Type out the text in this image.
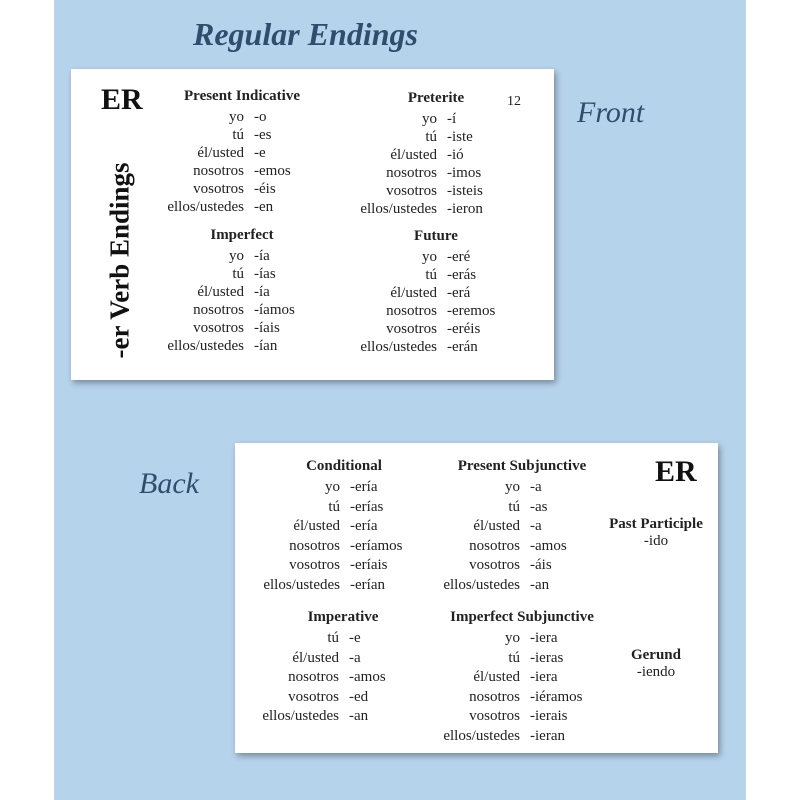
Regular Endings
Front
Back
ER
-er Verb Endings
12
Present Indicative
yo -o
tú -es
él/usted -e
nosotros -emos
vosotros -éis
ellos/ustedes -en
Preterite
yo -í
tú -iste
él/usted -ió
nosotros -imos
vosotros -isteis
ellos/ustedes -ieron
Imperfect
yo -ía
tú -ías
él/usted -ía
nosotros -íamos
vosotros -íais
ellos/ustedes -ían
Future
yo -eré
tú -erás
él/usted -erá
nosotros -eremos
vosotros -eréis
ellos/ustedes -erán
ER
Conditional
yo -ería
tú -erías
él/usted -ería
nosotros -eríamos
vosotros -eríais
ellos/ustedes -erían
Present Subjunctive
yo -a
tú -as
él/usted -a
nosotros -amos
vosotros -áis
ellos/ustedes -an
Imperative
tú -e
él/usted -a
nosotros -amos
vosotros -ed
ellos/ustedes -an
Imperfect Subjunctive
yo -iera
tú -ieras
él/usted -iera
nosotros -iéramos
vosotros -ierais
ellos/ustedes -ieran
Past Participle
-ido
Gerund
-iendo
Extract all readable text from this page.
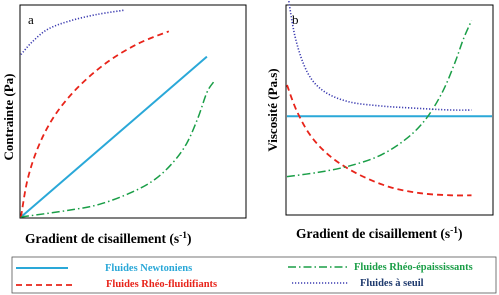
a
Contrainte (Pa)
Gradient de cisaillement $(s^{-1})$
b
Viscosité (Pa.s)
Gradient de cisaillement $(s^{-1})$
Fluides Newtoniens	Fluides Rhéo-épaississants
Fluides Rhéo-fluidifiants	Fluides à seuil
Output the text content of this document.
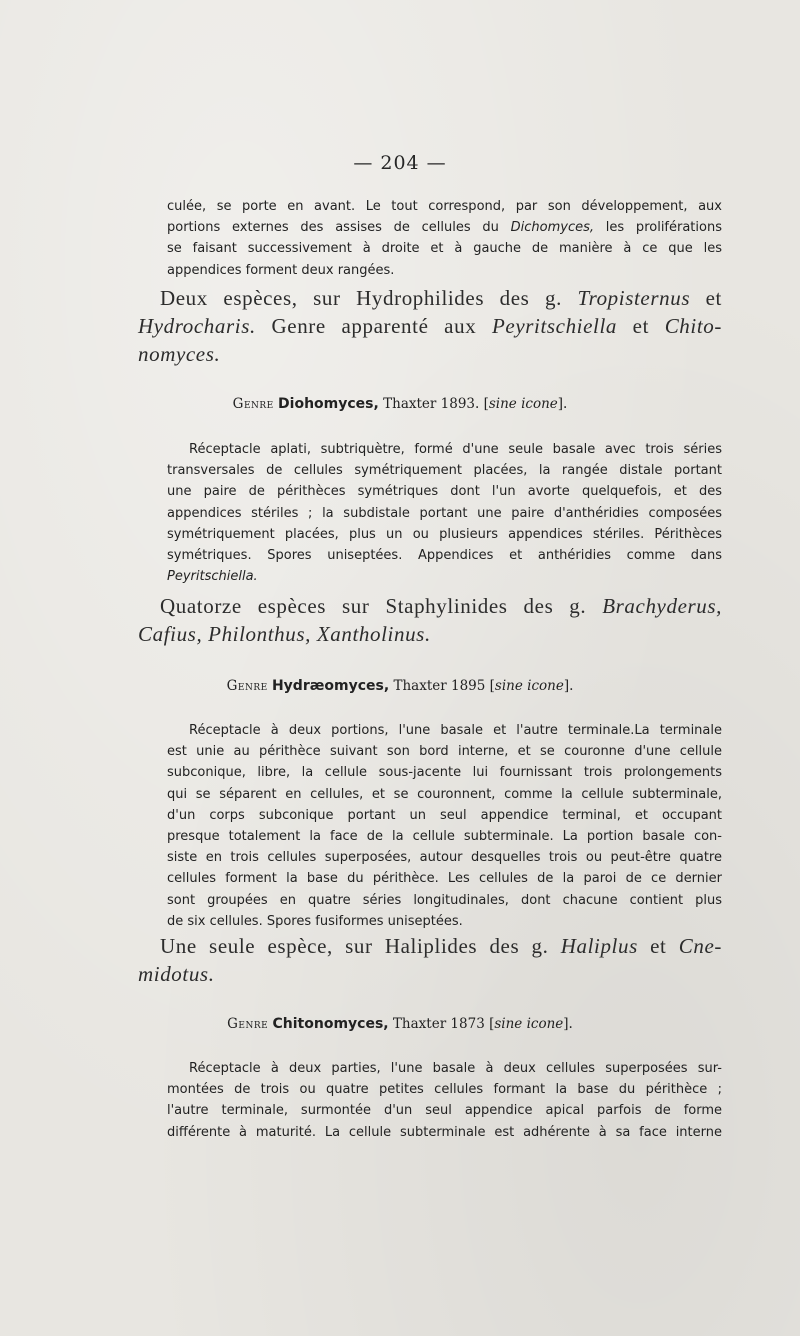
— 204 —
culée, se porte en avant. Le tout correspond, par son développement, aux
portions externes des assises de cellules du Dichomyces, les proliférations
se faisant successivement à droite et à gauche de manière à ce que les
appendices forment deux rangées.
Deux espèces, sur Hydrophilides des g. Tropisternus et
Hydrocharis. Genre apparenté aux Peyritschiella et Chito-
nomyces.
Genre Diohomyces, Thaxter 1893. [sine icone].
Réceptacle aplati, subtriquètre, formé d'une seule basale avec trois séries
transversales de cellules symétriquement placées, la rangée distale portant
une paire de périthèces symétriques dont l'un avorte quelquefois, et des
appendices stériles ; la subdistale portant une paire d'anthéridies composées
symétriquement placées, plus un ou plusieurs appendices stériles. Périthèces
symétriques. Spores uniseptées. Appendices et anthéridies comme dans
Peyritschiella.
Quatorze espèces sur Staphylinides des g. Brachyderus,
Cafius, Philonthus, Xantholinus.
Genre Hydræomyces, Thaxter 1895 [sine icone].
Réceptacle à deux portions, l'une basale et l'autre terminale.La terminale
est unie au périthèce suivant son bord interne, et se couronne d'une cellule
subconique, libre, la cellule sous-jacente lui fournissant trois prolongements
qui se séparent en cellules, et se couronnent, comme la cellule subterminale,
d'un corps subconique portant un seul appendice terminal, et occupant
presque totalement la face de la cellule subterminale. La portion basale con-
siste en trois cellules superposées, autour desquelles trois ou peut-être quatre
cellules forment la base du périthèce. Les cellules de la paroi de ce dernier
sont groupées en quatre séries longitudinales, dont chacune contient plus
de six cellules. Spores fusiformes uniseptées.
Une seule espèce, sur Haliplides des g. Haliplus et Cne-
midotus.
Genre Chitonomyces, Thaxter 1873 [sine icone].
Réceptacle à deux parties, l'une basale à deux cellules superposées sur-
montées de trois ou quatre petites cellules formant la base du périthèce ;
l'autre terminale, surmontée d'un seul appendice apical parfois de forme
différente à maturité. La cellule subterminale est adhérente à sa face interne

#### Stated goal:
Leave the images out, please, and restate each line word for word.

#### Written answer:
Type out the text in this image.
Regular Endings
Front
Back
ER
-er Verb Endings
12
Present Indicative
yo -o
tú -es
él/usted -e
nosotros -emos
vosotros -éis
ellos/ustedes -en
Preterite
yo -í
tú -iste
él/usted -ió
nosotros -imos
vosotros -isteis
ellos/ustedes -ieron
Imperfect
yo -ía
tú -ías
él/usted -ía
nosotros -íamos
vosotros -íais
ellos/ustedes -ían
Future
yo -eré
tú -erás
él/usted -erá
nosotros -eremos
vosotros -eréis
ellos/ustedes -erán
ER
Conditional
yo -ería
tú -erías
él/usted -ería
nosotros -eríamos
vosotros -eríais
ellos/ustedes -erían
Present Subjunctive
yo -a
tú -as
él/usted -a
nosotros -amos
vosotros -áis
ellos/ustedes -an
Imperative
tú -e
él/usted -a
nosotros -amos
vosotros -ed
ellos/ustedes -an
Imperfect Subjunctive
yo -iera
tú -ieras
él/usted -iera
nosotros -iéramos
vosotros -ierais
ellos/ustedes -ieran
Past Participle
-ido
Gerund
-iendo
Extract all readable text from this page.
a
Contrainte (Pa)
Gradient de cisaillement $(s^{-1})$
b
Viscosité (Pa.s)
Gradient de cisaillement $(s^{-1})$
Fluides Newtoniens	Fluides Rhéo-épaississants
Fluides Rhéo-fluidifiants	Fluides à seuil
Output the text content of this document.
— 204 —
culée, se porte en avant. Le tout correspond, par son développement, aux
portions externes des assises de cellules du Dichomyces, les proliférations
se faisant successivement à droite et à gauche de manière à ce que les
appendices forment deux rangées.
Deux espèces, sur Hydrophilides des g. Tropisternus et
Hydrocharis. Genre apparenté aux Peyritschiella et Chito-
nomyces.
Genre Diohomyces, Thaxter 1893. [sine icone].
Réceptacle aplati, subtriquètre, formé d'une seule basale avec trois séries
transversales de cellules symétriquement placées, la rangée distale portant
une paire de périthèces symétriques dont l'un avorte quelquefois, et des
appendices stériles ; la subdistale portant une paire d'anthéridies composées
symétriquement placées, plus un ou plusieurs appendices stériles. Périthèces
symétriques. Spores uniseptées. Appendices et anthéridies comme dans
Peyritschiella.
Quatorze espèces sur Staphylinides des g. Brachyderus,
Cafius, Philonthus, Xantholinus.
Genre Hydræomyces, Thaxter 1895 [sine icone].
Réceptacle à deux portions, l'une basale et l'autre terminale.La terminale
est unie au périthèce suivant son bord interne, et se couronne d'une cellule
subconique, libre, la cellule sous-jacente lui fournissant trois prolongements
qui se séparent en cellules, et se couronnent, comme la cellule subterminale,
d'un corps subconique portant un seul appendice terminal, et occupant
presque totalement la face de la cellule subterminale. La portion basale con-
siste en trois cellules superposées, autour desquelles trois ou peut-être quatre
cellules forment la base du périthèce. Les cellules de la paroi de ce dernier
sont groupées en quatre séries longitudinales, dont chacune contient plus
de six cellules. Spores fusiformes uniseptées.
Une seule espèce, sur Haliplides des g. Haliplus et Cne-
midotus.
Genre Chitonomyces, Thaxter 1873 [sine icone].
Réceptacle à deux parties, l'une basale à deux cellules superposées sur-
montées de trois ou quatre petites cellules formant la base du périthèce ;
l'autre terminale, surmontée d'un seul appendice apical parfois de forme
différente à maturité. La cellule subterminale est adhérente à sa face interne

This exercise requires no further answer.